◆ EXERCISE INSTRUCTIONS: Copy down every line where the string "this" shows up.

[Stored items]
■ ■ ■ ■

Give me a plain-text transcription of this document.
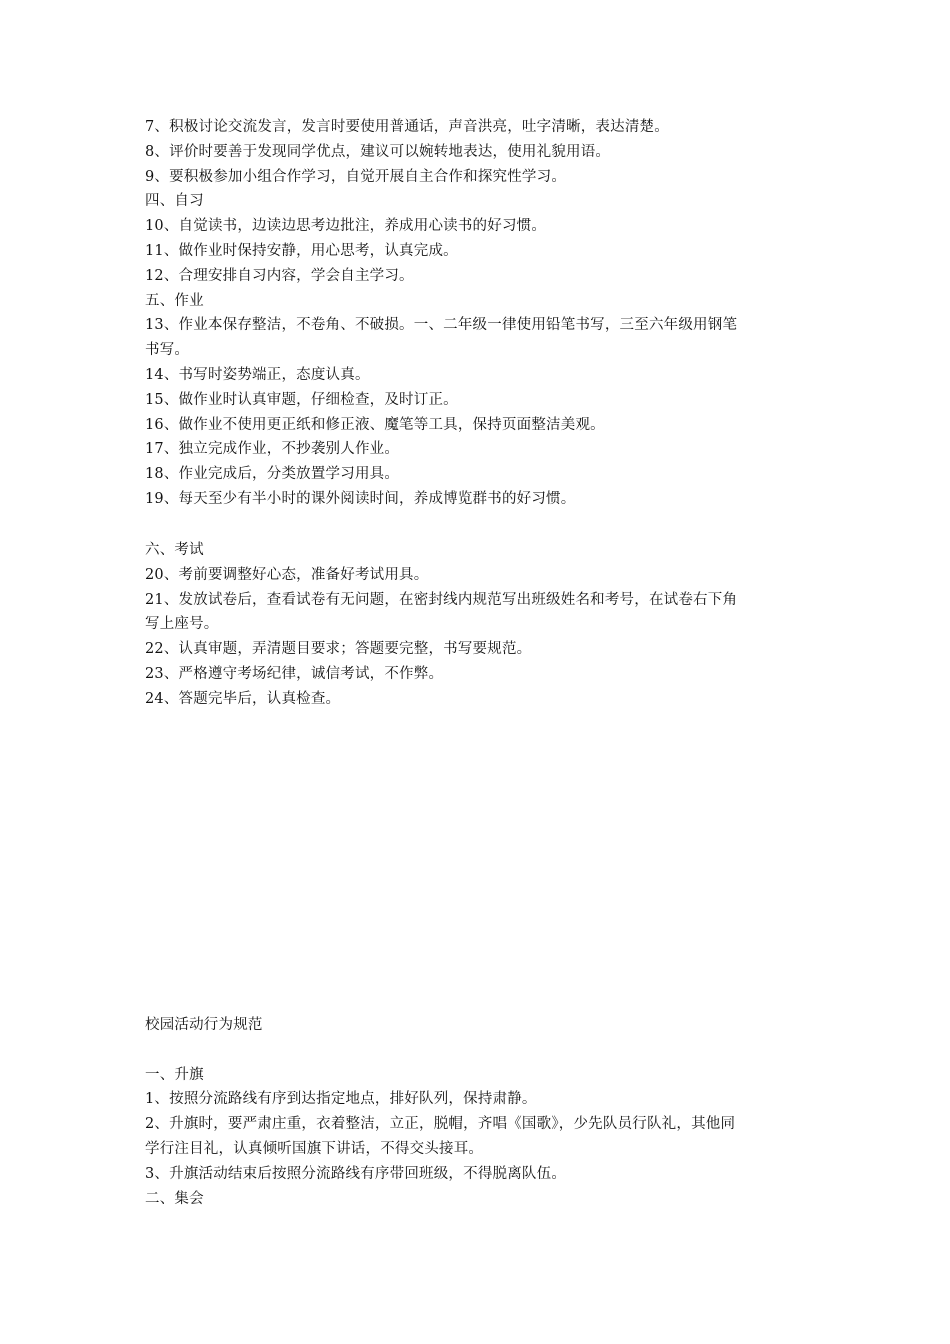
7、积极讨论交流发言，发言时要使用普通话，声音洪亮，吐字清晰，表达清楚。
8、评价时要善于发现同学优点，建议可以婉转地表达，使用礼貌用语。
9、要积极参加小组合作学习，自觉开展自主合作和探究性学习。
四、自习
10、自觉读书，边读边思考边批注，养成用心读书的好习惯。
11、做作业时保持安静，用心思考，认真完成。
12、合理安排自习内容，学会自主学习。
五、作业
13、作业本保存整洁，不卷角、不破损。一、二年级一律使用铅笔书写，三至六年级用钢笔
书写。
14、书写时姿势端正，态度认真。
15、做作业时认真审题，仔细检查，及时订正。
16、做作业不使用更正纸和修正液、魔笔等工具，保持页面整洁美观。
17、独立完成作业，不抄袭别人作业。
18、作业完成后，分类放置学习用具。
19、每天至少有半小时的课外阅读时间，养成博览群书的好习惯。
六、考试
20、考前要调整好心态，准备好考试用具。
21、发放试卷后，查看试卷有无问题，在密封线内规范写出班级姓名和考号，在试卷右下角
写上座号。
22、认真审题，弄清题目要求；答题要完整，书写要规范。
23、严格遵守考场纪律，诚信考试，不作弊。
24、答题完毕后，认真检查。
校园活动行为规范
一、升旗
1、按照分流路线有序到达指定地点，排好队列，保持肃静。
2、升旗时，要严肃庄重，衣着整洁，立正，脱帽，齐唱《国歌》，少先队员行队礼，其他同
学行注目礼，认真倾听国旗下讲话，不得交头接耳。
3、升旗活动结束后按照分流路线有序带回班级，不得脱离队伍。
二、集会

■ ■ ■ ■

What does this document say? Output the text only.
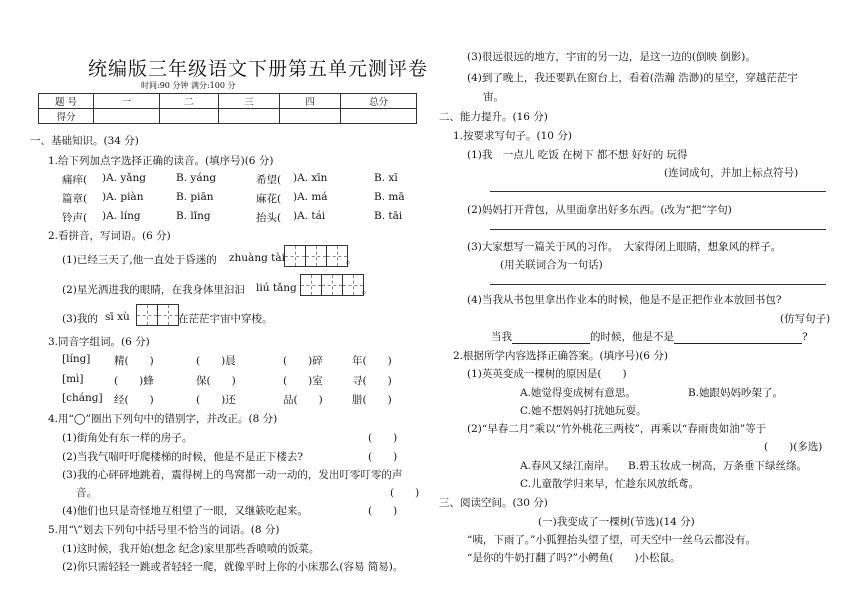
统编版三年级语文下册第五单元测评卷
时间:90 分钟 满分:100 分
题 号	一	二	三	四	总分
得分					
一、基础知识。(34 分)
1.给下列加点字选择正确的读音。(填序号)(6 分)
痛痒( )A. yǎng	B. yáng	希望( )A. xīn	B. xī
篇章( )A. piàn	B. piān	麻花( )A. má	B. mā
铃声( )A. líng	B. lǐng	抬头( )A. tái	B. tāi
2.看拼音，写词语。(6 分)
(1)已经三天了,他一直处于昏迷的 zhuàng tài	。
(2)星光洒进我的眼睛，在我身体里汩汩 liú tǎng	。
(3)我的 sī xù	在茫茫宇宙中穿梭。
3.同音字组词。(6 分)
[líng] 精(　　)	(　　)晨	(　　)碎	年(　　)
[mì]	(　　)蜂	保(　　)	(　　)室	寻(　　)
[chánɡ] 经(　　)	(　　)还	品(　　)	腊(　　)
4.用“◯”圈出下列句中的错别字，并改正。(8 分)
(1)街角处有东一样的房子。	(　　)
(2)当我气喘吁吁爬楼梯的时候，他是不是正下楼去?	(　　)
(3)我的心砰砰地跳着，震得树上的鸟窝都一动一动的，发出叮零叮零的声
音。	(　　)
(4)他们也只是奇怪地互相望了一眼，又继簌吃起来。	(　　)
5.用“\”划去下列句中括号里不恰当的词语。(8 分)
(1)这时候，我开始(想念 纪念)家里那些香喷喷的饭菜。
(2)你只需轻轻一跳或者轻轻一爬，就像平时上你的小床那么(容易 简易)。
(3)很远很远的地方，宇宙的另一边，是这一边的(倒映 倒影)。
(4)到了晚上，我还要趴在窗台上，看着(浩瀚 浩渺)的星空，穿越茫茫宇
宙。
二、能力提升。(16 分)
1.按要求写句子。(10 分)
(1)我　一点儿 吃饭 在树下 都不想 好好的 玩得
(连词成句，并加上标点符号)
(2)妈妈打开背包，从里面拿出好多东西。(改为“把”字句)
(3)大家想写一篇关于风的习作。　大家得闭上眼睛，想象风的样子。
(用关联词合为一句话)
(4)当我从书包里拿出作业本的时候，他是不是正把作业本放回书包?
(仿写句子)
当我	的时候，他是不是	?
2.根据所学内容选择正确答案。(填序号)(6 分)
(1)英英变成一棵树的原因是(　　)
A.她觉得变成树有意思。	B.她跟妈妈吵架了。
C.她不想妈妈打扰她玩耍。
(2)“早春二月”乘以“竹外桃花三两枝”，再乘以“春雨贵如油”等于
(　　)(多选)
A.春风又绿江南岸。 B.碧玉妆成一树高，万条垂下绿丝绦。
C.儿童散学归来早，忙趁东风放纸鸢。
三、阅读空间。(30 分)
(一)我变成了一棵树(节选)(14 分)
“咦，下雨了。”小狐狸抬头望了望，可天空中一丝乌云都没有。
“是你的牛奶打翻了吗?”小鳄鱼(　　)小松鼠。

■ ■ ■ ■

◆ EXPECTED ANSWER:
Give me a plain-text transcription of this document.
What does this document say? Output the text only.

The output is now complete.